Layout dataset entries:
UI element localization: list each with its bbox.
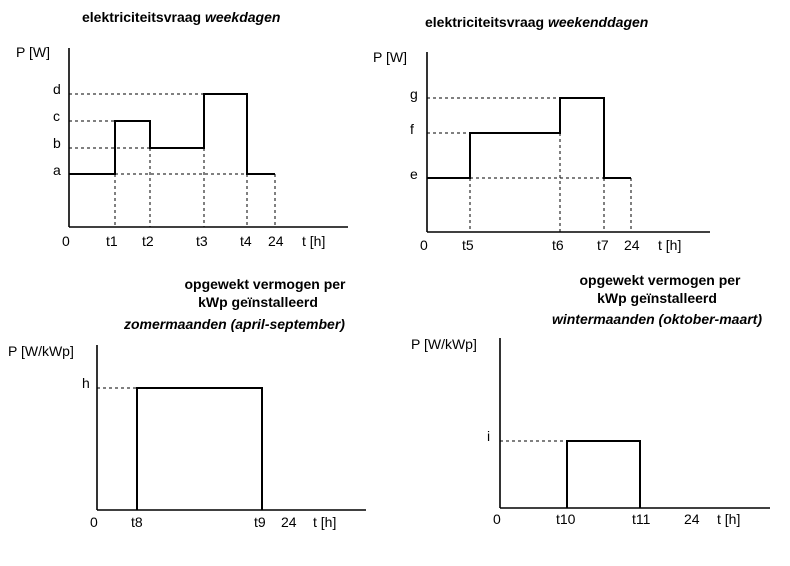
tick-24c: 24 [281, 514, 297, 530]
diagram-weekend-y-axis-label: P [W] [373, 49, 407, 65]
diagram-summer-title-line2: kWp geïnstalleerd [198, 294, 318, 310]
level-label-b: b [53, 135, 61, 151]
diagram-weekend-title-main: elektriciteitsvraag [425, 14, 548, 30]
diagram-summer-title-line1: opgewekt vermogen per [184, 276, 346, 292]
level-label-a: a [53, 162, 61, 178]
level-label-g: g [410, 86, 418, 102]
diagram-weekdays-x-axis-label: t [h] [302, 233, 325, 249]
tick-24b: 24 [624, 237, 640, 253]
tick-t11: t11 [632, 511, 651, 527]
tick-t8: t8 [131, 514, 143, 530]
tick-t2: t2 [142, 233, 154, 249]
diagram-summer-title-line3: zomermaanden (april-september) [123, 316, 345, 332]
diagram-weekdays-title: elektriciteitsvraag weekdagen [82, 9, 280, 25]
diagram-winter-title-line1: opgewekt vermogen per [579, 272, 741, 288]
diagram-summer: opgewekt vermogen per kWp geïnstalleerd … [8, 276, 366, 530]
tick-t6: t6 [552, 237, 564, 253]
diagram-weekend-title-emphasis: weekenddagen [548, 14, 648, 30]
tick-t5: t5 [462, 237, 474, 253]
generation-curve-summer [136, 387, 263, 510]
level-label-i: i [487, 428, 490, 444]
generation-curve-winter [566, 440, 641, 508]
diagram-summer-x-axis-label: t [h] [313, 514, 336, 530]
diagram-weekend-origin-label: 0 [420, 237, 428, 253]
diagram-weekend-x-axis-label: t [h] [658, 237, 681, 253]
level-label-h: h [82, 375, 90, 391]
level-label-d: d [53, 81, 61, 97]
tick-24d: 24 [684, 511, 700, 527]
level-label-c: c [53, 108, 60, 124]
tick-t3: t3 [196, 233, 208, 249]
level-label-e: e [410, 166, 418, 182]
diagram-winter: opgewekt vermogen per kWp geïnstalleerd … [411, 272, 770, 527]
level-label-f: f [410, 121, 414, 137]
diagram-weekdays-y-axis-label: P [W] [16, 44, 50, 60]
diagram-summer-origin-label: 0 [90, 514, 98, 530]
diagram-weekdays-title-emphasis: weekdagen [205, 9, 280, 25]
diagram-weekdays: elektriciteitsvraag weekdagen P [W] 0 t … [16, 9, 348, 249]
demand-curve-weekdays [69, 93, 275, 175]
tick-t4: t4 [240, 233, 252, 249]
diagram-weekdays-origin-label: 0 [62, 233, 70, 249]
diagram-weekend-title: elektriciteitsvraag weekenddagen [425, 14, 648, 30]
tick-t1: t1 [106, 233, 118, 249]
tick-t9: t9 [254, 514, 266, 530]
tick-24: 24 [268, 233, 284, 249]
tick-t7: t7 [597, 237, 609, 253]
diagram-winter-origin-label: 0 [493, 511, 501, 527]
diagram-winter-title-line3: wintermaanden (oktober-maart) [552, 311, 762, 327]
diagram-winter-x-axis-label: t [h] [717, 511, 740, 527]
diagram-winter-y-axis-label: P [W/kWp] [411, 336, 477, 352]
tick-t10: t10 [556, 511, 576, 527]
diagram-summer-y-axis-label: P [W/kWp] [8, 343, 74, 359]
demand-curve-weekend [427, 97, 631, 179]
diagram-winter-title-line2: kWp geïnstalleerd [597, 290, 717, 306]
diagram-weekdays-title-main: elektriciteitsvraag [82, 9, 205, 25]
diagram-weekend: elektriciteitsvraag weekenddagen P [W] 0… [373, 14, 710, 253]
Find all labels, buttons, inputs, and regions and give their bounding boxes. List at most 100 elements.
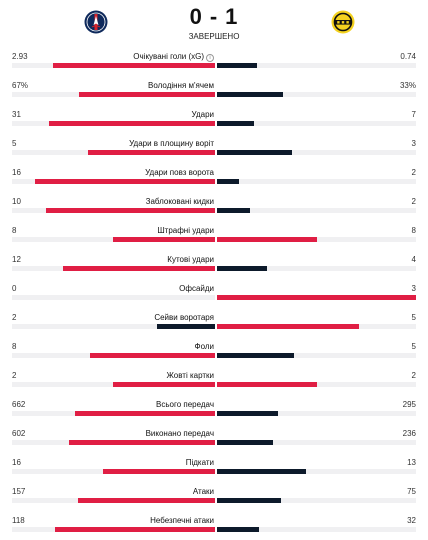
stat-row: 602 Виконано передач 236 [0, 429, 428, 458]
stat-home-bar [35, 179, 215, 184]
stat-label: Штрафні удари [157, 226, 214, 236]
match-status: ЗАВЕРШЕНО [188, 32, 240, 41]
stat-label: Сейви воротаря [154, 313, 214, 323]
stat-home-value: 5 [12, 139, 17, 148]
stat-row: 2 Сейви воротаря 5 [0, 313, 428, 342]
stat-home-bar [157, 324, 215, 329]
stat-away-value: 295 [402, 400, 416, 409]
stat-away-value: 8 [411, 226, 416, 235]
stat-home-bar [88, 150, 215, 155]
stat-label: Всього передач [156, 400, 214, 410]
info-icon[interactable]: i [206, 54, 214, 62]
stat-away-value: 75 [407, 487, 416, 496]
stat-away-value: 236 [402, 429, 416, 438]
stat-label-text: Підкати [185, 458, 214, 467]
bvb-crest-icon[interactable] [331, 10, 355, 34]
stat-home-value: 12 [12, 255, 21, 264]
stat-row: 8 Штрафні удари 8 [0, 226, 428, 255]
stat-home-track [12, 92, 215, 97]
stat-away-value: 2 [411, 197, 416, 206]
stat-label-text: Небезпечні атаки [150, 516, 214, 525]
stat-away-track [217, 63, 416, 68]
stat-away-value: 13 [407, 458, 416, 467]
stat-home-value: 31 [12, 110, 21, 119]
stat-away-track [217, 92, 416, 97]
stat-away-value: 33% [399, 81, 416, 90]
stat-label-text: Заблоковані кидки [145, 197, 214, 206]
stat-away-track [217, 353, 416, 358]
stat-label-text: Жовті картки [166, 371, 214, 380]
stat-away-bar [217, 440, 273, 445]
stat-away-track [217, 266, 416, 271]
stat-row: 2 Жовті картки 2 [0, 371, 428, 400]
stat-away-value: 3 [411, 284, 416, 293]
stat-away-bar [217, 469, 306, 474]
stat-home-value: 16 [12, 168, 21, 177]
stat-home-track [12, 440, 215, 445]
stat-home-track [12, 498, 215, 503]
stat-home-bar [53, 63, 215, 68]
stat-label-text: Очікувані голи (xG) [133, 52, 204, 61]
stat-label: Офсайди [179, 284, 214, 294]
stat-away-bar [217, 237, 317, 242]
stat-away-track [217, 121, 416, 126]
stat-home-value: 0 [12, 284, 17, 293]
stat-away-track [217, 527, 416, 532]
stat-home-track [12, 266, 215, 271]
stat-away-value: 2 [411, 168, 416, 177]
stat-home-value: 8 [12, 342, 17, 351]
stat-home-bar [49, 121, 215, 126]
stat-away-track [217, 498, 416, 503]
stat-away-bar [217, 208, 250, 213]
stat-row: 12 Кутові удари 4 [0, 255, 428, 284]
stat-label: Удари [192, 110, 215, 120]
stat-away-bar [217, 179, 239, 184]
stat-label: Фоли [195, 342, 215, 352]
stat-away-bar [217, 411, 278, 416]
stat-home-bar [55, 527, 215, 532]
stat-away-bar [217, 92, 283, 97]
stat-home-track [12, 295, 215, 300]
stat-away-track [217, 324, 416, 329]
stat-row: 157 Атаки 75 [0, 487, 428, 516]
stat-home-value: 118 [12, 516, 25, 525]
stat-away-value: 0.74 [400, 52, 416, 61]
match-header: 0-1 ЗАВЕРШЕНО [0, 0, 428, 44]
stat-away-bar [217, 295, 416, 300]
stat-away-track [217, 237, 416, 242]
stat-label-text: Всього передач [156, 400, 214, 409]
stat-away-value: 32 [407, 516, 416, 525]
stat-away-track [217, 440, 416, 445]
stat-home-track [12, 382, 215, 387]
stat-away-value: 2 [411, 371, 416, 380]
stat-away-value: 5 [411, 313, 416, 322]
stat-home-value: 157 [12, 487, 26, 496]
stat-row: 0 Офсайди 3 [0, 284, 428, 313]
stat-label: Небезпечні атаки [150, 516, 214, 526]
stat-home-bar [103, 469, 215, 474]
psg-crest-icon[interactable] [84, 10, 108, 34]
stat-label: Виконано передач [146, 429, 214, 439]
stat-home-bar [69, 440, 215, 445]
stat-home-track [12, 353, 215, 358]
stat-away-track [217, 469, 416, 474]
stat-label: Кутові удари [167, 255, 214, 265]
stat-away-bar [217, 121, 254, 126]
stat-home-value: 67% [12, 81, 29, 90]
stat-away-bar [217, 63, 257, 68]
stat-row: 67% Володіння м'ячем 33% [0, 81, 428, 110]
stat-away-track [217, 295, 416, 300]
stat-row: 5 Удари в площину воріт 3 [0, 139, 428, 168]
stat-label: Удари повз ворота [145, 168, 214, 178]
stat-away-value: 7 [411, 110, 416, 119]
away-score: 1 [225, 4, 239, 29]
stat-home-value: 602 [12, 429, 26, 438]
stat-away-bar [217, 266, 267, 271]
stat-home-track [12, 324, 215, 329]
stat-home-value: 2 [12, 313, 17, 322]
stat-label-text: Фоли [194, 342, 215, 351]
stat-away-track [217, 382, 416, 387]
stat-home-track [12, 63, 215, 68]
stat-home-track [12, 150, 215, 155]
stat-row: 8 Фоли 5 [0, 342, 428, 371]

Work required:
Report every line of the listing above that contains the string "Сейви", treating uppercase and lowercase as different.

Correct response:
stat-label: Сейви воротаря [154, 313, 214, 323]
stat-row: 2 Сейви воротаря 5 [0, 313, 428, 342]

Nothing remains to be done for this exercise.